GIVEN REQUEST – Copy out lines with the word "bias" from the material that follows.

Figure contents as structured data –
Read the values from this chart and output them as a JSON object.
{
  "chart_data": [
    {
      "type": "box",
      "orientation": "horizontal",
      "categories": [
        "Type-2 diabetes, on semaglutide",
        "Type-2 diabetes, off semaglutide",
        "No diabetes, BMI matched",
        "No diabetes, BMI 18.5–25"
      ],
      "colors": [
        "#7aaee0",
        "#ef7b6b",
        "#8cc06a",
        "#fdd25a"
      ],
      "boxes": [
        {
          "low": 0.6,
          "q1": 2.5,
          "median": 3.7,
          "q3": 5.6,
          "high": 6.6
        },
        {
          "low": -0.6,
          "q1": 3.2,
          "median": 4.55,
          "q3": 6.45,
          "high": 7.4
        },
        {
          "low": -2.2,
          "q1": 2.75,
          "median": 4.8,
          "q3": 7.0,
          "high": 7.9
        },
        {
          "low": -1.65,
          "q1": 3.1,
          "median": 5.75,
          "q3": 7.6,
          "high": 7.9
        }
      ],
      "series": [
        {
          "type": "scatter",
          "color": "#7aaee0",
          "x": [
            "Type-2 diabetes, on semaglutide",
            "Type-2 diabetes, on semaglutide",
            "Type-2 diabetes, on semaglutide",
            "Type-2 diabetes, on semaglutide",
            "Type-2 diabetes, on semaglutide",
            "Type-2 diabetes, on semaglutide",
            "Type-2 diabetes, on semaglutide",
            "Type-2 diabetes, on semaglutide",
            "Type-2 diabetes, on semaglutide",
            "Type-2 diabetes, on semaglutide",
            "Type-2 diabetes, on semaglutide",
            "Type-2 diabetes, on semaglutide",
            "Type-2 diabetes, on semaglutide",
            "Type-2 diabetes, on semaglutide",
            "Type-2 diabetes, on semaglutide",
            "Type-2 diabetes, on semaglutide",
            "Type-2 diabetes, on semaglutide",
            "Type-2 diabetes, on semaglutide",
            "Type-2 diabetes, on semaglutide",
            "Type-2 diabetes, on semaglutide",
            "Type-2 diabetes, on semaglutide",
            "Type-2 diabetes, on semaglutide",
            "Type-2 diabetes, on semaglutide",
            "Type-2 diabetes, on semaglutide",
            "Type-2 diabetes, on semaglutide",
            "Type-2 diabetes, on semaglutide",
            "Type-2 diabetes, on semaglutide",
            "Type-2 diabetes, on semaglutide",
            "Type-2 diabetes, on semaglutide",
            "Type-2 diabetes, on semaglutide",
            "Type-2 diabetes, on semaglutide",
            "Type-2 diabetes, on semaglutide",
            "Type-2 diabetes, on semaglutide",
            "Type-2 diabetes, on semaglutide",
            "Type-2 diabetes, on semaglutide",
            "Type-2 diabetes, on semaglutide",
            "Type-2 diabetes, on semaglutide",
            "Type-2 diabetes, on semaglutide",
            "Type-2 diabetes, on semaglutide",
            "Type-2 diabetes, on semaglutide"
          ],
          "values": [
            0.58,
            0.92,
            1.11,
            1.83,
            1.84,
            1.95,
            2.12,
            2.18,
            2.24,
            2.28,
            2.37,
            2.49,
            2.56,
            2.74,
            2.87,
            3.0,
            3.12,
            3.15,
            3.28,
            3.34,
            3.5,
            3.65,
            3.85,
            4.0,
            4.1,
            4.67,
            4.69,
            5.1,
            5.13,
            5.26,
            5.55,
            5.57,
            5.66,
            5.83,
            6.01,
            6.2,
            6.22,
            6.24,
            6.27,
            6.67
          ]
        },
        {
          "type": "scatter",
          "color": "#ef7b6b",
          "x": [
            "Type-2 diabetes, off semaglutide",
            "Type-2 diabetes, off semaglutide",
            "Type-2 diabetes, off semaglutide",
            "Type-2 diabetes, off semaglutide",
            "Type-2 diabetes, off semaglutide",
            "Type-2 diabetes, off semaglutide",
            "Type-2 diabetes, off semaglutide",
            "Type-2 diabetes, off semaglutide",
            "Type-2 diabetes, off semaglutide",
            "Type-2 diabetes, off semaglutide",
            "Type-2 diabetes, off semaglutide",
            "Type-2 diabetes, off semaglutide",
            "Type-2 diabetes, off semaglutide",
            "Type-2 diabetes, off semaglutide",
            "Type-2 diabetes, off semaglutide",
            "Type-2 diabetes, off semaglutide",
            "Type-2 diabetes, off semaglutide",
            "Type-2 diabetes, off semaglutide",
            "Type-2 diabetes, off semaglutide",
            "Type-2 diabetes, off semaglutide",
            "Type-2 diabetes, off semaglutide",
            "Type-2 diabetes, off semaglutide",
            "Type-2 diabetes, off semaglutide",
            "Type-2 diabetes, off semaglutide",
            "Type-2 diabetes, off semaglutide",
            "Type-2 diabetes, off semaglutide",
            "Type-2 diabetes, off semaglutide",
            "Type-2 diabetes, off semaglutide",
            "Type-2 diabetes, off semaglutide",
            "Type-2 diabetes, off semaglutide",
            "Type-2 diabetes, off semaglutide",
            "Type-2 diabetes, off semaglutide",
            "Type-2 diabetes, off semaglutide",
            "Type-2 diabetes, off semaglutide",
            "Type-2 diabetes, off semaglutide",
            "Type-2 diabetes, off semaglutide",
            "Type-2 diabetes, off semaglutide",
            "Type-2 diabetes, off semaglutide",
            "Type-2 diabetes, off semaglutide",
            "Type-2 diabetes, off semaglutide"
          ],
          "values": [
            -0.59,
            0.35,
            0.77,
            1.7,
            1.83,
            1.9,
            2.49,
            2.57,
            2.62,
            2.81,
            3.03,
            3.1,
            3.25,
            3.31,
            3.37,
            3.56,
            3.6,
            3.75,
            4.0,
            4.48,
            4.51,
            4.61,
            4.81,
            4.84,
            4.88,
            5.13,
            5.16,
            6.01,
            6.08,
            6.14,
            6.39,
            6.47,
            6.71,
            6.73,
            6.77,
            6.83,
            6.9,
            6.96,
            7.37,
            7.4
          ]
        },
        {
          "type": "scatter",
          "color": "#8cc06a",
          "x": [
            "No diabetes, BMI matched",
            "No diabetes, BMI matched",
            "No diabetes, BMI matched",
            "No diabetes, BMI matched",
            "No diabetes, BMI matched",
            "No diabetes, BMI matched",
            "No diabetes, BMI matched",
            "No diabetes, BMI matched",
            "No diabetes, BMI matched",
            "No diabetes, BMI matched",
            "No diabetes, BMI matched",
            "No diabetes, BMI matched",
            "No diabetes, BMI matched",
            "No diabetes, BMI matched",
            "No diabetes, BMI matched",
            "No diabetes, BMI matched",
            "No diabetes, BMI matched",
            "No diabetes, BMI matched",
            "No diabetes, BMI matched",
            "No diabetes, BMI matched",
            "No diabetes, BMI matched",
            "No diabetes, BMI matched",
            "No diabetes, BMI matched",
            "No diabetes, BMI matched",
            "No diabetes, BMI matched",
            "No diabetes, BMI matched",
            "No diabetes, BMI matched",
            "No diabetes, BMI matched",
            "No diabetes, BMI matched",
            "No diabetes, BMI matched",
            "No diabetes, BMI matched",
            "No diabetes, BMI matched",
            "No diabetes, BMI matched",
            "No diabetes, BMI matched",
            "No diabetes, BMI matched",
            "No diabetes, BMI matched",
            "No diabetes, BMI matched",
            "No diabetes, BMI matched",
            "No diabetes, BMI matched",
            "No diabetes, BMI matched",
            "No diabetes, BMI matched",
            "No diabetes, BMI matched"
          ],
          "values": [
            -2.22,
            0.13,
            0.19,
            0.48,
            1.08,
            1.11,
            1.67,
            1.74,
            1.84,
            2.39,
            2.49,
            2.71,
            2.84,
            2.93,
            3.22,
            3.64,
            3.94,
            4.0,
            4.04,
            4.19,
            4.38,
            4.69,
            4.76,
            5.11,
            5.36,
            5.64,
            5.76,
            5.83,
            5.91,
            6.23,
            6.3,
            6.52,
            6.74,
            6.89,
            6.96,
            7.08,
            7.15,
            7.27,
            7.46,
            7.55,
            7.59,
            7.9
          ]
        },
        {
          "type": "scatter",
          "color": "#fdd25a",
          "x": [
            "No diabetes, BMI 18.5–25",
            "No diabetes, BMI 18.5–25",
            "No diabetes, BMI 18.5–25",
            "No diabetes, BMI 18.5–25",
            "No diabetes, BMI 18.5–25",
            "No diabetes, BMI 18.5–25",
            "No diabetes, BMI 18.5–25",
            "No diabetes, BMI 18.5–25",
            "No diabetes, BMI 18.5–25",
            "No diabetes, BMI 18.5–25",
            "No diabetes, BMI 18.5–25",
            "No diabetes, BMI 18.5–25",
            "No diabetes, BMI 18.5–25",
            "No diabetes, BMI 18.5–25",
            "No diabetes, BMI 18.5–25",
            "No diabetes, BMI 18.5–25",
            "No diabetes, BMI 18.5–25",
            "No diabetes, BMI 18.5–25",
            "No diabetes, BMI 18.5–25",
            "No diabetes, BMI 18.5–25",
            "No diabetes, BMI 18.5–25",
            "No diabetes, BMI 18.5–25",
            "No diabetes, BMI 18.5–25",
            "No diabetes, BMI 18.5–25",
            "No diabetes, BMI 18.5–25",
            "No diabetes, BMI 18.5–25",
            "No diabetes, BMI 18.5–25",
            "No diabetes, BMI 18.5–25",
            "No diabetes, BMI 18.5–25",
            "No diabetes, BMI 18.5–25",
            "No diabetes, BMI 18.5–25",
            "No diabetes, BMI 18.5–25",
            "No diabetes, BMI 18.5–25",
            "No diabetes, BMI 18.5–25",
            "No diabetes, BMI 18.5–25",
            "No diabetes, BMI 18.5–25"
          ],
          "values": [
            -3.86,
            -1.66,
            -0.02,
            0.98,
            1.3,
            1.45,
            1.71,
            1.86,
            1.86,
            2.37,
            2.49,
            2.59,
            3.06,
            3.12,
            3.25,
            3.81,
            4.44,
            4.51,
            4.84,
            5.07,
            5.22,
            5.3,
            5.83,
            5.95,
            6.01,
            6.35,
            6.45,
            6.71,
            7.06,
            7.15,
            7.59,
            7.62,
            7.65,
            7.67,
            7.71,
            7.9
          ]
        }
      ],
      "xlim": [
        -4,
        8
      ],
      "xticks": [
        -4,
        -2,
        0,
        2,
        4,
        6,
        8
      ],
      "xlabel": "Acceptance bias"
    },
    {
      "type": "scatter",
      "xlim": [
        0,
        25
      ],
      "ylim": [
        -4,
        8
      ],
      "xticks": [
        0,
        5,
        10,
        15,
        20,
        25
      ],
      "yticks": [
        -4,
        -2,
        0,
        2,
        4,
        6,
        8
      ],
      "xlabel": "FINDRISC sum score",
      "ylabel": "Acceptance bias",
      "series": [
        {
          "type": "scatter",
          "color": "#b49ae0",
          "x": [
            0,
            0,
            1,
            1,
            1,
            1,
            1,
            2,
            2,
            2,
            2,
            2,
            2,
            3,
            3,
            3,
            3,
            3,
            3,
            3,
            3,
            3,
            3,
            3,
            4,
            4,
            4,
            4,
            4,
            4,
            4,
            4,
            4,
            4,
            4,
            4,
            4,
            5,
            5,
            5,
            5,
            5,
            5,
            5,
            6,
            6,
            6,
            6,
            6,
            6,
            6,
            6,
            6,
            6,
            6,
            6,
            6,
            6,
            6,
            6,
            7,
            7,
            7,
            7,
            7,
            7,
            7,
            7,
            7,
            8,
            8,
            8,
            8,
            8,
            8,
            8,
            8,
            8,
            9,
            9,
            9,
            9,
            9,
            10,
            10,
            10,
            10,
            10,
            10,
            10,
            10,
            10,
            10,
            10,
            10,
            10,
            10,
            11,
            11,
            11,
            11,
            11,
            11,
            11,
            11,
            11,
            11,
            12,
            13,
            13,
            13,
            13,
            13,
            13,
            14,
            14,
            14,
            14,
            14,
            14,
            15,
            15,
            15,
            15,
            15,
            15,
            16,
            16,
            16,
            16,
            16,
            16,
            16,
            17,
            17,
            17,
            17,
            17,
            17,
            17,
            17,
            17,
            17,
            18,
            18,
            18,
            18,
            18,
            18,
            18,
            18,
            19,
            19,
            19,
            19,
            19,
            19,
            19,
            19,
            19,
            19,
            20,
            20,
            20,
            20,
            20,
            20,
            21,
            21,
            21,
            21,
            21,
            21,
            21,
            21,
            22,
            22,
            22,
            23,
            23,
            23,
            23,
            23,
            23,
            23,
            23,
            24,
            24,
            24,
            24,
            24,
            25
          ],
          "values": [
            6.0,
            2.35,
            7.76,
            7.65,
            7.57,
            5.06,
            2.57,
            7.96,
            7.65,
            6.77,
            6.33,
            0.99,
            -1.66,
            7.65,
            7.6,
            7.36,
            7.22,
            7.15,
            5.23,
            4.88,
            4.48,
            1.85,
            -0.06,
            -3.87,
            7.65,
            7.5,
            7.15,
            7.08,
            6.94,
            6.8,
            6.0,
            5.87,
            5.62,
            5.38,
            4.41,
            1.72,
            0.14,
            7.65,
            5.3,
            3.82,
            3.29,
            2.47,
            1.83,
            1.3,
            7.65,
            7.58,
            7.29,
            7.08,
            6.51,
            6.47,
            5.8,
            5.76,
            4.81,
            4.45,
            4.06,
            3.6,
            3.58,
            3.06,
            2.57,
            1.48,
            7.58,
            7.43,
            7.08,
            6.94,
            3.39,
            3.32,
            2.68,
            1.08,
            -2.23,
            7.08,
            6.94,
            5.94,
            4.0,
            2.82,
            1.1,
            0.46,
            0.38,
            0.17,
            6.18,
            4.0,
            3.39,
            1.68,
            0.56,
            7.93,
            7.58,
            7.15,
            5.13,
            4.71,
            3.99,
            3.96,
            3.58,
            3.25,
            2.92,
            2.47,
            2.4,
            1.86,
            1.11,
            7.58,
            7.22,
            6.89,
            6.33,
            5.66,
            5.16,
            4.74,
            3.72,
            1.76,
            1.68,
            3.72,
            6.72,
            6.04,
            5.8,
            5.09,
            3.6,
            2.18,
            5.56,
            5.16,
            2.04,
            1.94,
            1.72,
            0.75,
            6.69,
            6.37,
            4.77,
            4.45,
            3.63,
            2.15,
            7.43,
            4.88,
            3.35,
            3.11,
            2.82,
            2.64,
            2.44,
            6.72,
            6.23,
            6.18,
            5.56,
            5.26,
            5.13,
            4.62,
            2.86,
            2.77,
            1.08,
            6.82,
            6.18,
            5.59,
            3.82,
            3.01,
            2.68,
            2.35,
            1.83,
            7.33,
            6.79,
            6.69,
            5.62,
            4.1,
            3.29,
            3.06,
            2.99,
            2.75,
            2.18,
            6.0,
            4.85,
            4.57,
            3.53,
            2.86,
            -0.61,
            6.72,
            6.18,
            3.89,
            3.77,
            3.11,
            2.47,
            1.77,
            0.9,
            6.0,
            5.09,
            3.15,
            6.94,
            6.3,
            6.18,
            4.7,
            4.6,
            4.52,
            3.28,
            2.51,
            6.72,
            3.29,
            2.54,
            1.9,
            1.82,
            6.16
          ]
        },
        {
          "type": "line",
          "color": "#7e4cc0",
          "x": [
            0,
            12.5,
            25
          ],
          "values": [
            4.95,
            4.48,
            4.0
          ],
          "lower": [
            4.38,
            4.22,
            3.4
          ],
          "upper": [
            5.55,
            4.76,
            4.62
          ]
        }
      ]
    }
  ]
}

SOLUTION FOR THIS PROBLEM –
      "xlabel": "Acceptance bias"
      "ylabel": "Acceptance bias",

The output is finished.